[Begin Recorded data]

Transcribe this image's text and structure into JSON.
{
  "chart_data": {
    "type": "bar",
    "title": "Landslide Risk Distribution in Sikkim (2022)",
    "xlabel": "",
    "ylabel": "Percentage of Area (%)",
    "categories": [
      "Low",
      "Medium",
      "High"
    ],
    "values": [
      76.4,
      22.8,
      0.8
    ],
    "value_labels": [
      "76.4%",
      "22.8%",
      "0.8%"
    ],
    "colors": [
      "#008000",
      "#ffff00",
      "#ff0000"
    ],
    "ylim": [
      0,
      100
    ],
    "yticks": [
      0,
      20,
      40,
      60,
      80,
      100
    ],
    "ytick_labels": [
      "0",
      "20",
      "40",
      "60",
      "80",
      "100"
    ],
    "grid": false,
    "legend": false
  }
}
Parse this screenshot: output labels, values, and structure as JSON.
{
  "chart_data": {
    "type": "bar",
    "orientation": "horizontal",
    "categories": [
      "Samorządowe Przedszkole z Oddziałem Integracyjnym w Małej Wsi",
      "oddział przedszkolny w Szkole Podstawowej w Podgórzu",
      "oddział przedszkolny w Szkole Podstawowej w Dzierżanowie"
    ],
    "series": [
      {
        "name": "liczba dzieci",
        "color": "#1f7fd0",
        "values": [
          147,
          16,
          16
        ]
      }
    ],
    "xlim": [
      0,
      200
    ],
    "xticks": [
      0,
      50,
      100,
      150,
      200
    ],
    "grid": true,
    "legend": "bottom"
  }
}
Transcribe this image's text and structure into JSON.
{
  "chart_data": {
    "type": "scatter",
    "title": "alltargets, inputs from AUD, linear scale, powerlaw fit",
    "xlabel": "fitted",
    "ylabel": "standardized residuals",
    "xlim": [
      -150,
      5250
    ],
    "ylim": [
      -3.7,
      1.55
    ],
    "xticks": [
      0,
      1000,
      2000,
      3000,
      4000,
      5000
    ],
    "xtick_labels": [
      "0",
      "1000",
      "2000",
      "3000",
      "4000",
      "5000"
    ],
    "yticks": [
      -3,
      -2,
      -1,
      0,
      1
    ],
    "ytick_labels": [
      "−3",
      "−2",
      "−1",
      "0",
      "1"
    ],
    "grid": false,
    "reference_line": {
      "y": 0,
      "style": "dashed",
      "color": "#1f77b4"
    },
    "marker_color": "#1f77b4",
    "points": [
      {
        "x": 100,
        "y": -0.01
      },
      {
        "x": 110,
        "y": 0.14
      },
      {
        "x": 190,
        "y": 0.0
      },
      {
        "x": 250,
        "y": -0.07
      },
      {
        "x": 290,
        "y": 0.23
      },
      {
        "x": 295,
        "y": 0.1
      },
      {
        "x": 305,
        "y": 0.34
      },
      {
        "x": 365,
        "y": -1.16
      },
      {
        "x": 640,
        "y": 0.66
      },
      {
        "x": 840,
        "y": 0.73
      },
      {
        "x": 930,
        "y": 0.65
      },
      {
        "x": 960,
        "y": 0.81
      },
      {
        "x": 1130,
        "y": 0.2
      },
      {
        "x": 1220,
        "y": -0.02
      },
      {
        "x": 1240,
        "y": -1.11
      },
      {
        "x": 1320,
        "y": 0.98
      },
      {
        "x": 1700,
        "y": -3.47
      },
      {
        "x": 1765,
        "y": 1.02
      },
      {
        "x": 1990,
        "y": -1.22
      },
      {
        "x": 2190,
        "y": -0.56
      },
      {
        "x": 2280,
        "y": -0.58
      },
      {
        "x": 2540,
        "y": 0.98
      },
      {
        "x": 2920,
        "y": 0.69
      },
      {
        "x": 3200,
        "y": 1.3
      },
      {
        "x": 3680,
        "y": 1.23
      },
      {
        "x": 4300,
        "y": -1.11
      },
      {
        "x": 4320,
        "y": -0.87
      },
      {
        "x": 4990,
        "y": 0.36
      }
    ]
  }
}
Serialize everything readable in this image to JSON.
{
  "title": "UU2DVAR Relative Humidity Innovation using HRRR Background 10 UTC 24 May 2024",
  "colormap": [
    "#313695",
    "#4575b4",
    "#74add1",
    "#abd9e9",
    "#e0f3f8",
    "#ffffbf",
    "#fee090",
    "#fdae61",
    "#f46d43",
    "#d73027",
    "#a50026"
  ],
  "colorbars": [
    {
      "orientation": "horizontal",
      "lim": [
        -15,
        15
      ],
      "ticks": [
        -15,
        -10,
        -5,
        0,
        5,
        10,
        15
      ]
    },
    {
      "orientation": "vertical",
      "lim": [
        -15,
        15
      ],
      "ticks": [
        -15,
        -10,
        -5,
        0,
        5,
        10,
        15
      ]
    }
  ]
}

[End Recorded data]

Output the entries verbatim.

Transcribe this image's text and structure into JSON.
{
  "chart_data": {
    "type": "bar",
    "title": "Landslide Risk Distribution in Sikkim (2022)",
    "xlabel": "",
    "ylabel": "Percentage of Area (%)",
    "categories": [
      "Low",
      "Medium",
      "High"
    ],
    "values": [
      76.4,
      22.8,
      0.8
    ],
    "value_labels": [
      "76.4%",
      "22.8%",
      "0.8%"
    ],
    "colors": [
      "#008000",
      "#ffff00",
      "#ff0000"
    ],
    "ylim": [
      0,
      100
    ],
    "yticks": [
      0,
      20,
      40,
      60,
      80,
      100
    ],
    "ytick_labels": [
      "0",
      "20",
      "40",
      "60",
      "80",
      "100"
    ],
    "grid": false,
    "legend": false
  }
}
Parse this screenshot: output labels, values, and structure as JSON.
{
  "chart_data": {
    "type": "bar",
    "orientation": "horizontal",
    "categories": [
      "Samorządowe Przedszkole z Oddziałem Integracyjnym w Małej Wsi",
      "oddział przedszkolny w Szkole Podstawowej w Podgórzu",
      "oddział przedszkolny w Szkole Podstawowej w Dzierżanowie"
    ],
    "series": [
      {
        "name": "liczba dzieci",
        "color": "#1f7fd0",
        "values": [
          147,
          16,
          16
        ]
      }
    ],
    "xlim": [
      0,
      200
    ],
    "xticks": [
      0,
      50,
      100,
      150,
      200
    ],
    "grid": true,
    "legend": "bottom"
  }
}
Transcribe this image's text and structure into JSON.
{
  "chart_data": {
    "type": "scatter",
    "title": "alltargets, inputs from AUD, linear scale, powerlaw fit",
    "xlabel": "fitted",
    "ylabel": "standardized residuals",
    "xlim": [
      -150,
      5250
    ],
    "ylim": [
      -3.7,
      1.55
    ],
    "xticks": [
      0,
      1000,
      2000,
      3000,
      4000,
      5000
    ],
    "xtick_labels": [
      "0",
      "1000",
      "2000",
      "3000",
      "4000",
      "5000"
    ],
    "yticks": [
      -3,
      -2,
      -1,
      0,
      1
    ],
    "ytick_labels": [
      "−3",
      "−2",
      "−1",
      "0",
      "1"
    ],
    "grid": false,
    "reference_line": {
      "y": 0,
      "style": "dashed",
      "color": "#1f77b4"
    },
    "marker_color": "#1f77b4",
    "points": [
      {
        "x": 100,
        "y": -0.01
      },
      {
        "x": 110,
        "y": 0.14
      },
      {
        "x": 190,
        "y": 0.0
      },
      {
        "x": 250,
        "y": -0.07
      },
      {
        "x": 290,
        "y": 0.23
      },
      {
        "x": 295,
        "y": 0.1
      },
      {
        "x": 305,
        "y": 0.34
      },
      {
        "x": 365,
        "y": -1.16
      },
      {
        "x": 640,
        "y": 0.66
      },
      {
        "x": 840,
        "y": 0.73
      },
      {
        "x": 930,
        "y": 0.65
      },
      {
        "x": 960,
        "y": 0.81
      },
      {
        "x": 1130,
        "y": 0.2
      },
      {
        "x": 1220,
        "y": -0.02
      },
      {
        "x": 1240,
        "y": -1.11
      },
      {
        "x": 1320,
        "y": 0.98
      },
      {
        "x": 1700,
        "y": -3.47
      },
      {
        "x": 1765,
        "y": 1.02
      },
      {
        "x": 1990,
        "y": -1.22
      },
      {
        "x": 2190,
        "y": -0.56
      },
      {
        "x": 2280,
        "y": -0.58
      },
      {
        "x": 2540,
        "y": 0.98
      },
      {
        "x": 2920,
        "y": 0.69
      },
      {
        "x": 3200,
        "y": 1.3
      },
      {
        "x": 3680,
        "y": 1.23
      },
      {
        "x": 4300,
        "y": -1.11
      },
      {
        "x": 4320,
        "y": -0.87
      },
      {
        "x": 4990,
        "y": 0.36
      }
    ]
  }
}
Serialize everything readable in this image to JSON.
{
  "title": "UU2DVAR Relative Humidity Innovation using HRRR Background 10 UTC 24 May 2024",
  "colormap": [
    "#313695",
    "#4575b4",
    "#74add1",
    "#abd9e9",
    "#e0f3f8",
    "#ffffbf",
    "#fee090",
    "#fdae61",
    "#f46d43",
    "#d73027",
    "#a50026"
  ],
  "colorbars": [
    {
      "orientation": "horizontal",
      "lim": [
        -15,
        15
      ],
      "ticks": [
        -15,
        -10,
        -5,
        0,
        5,
        10,
        15
      ]
    },
    {
      "orientation": "vertical",
      "lim": [
        -15,
        15
      ],
      "ticks": [
        -15,
        -10,
        -5,
        0,
        5,
        10,
        15
      ]
    }
  ]
}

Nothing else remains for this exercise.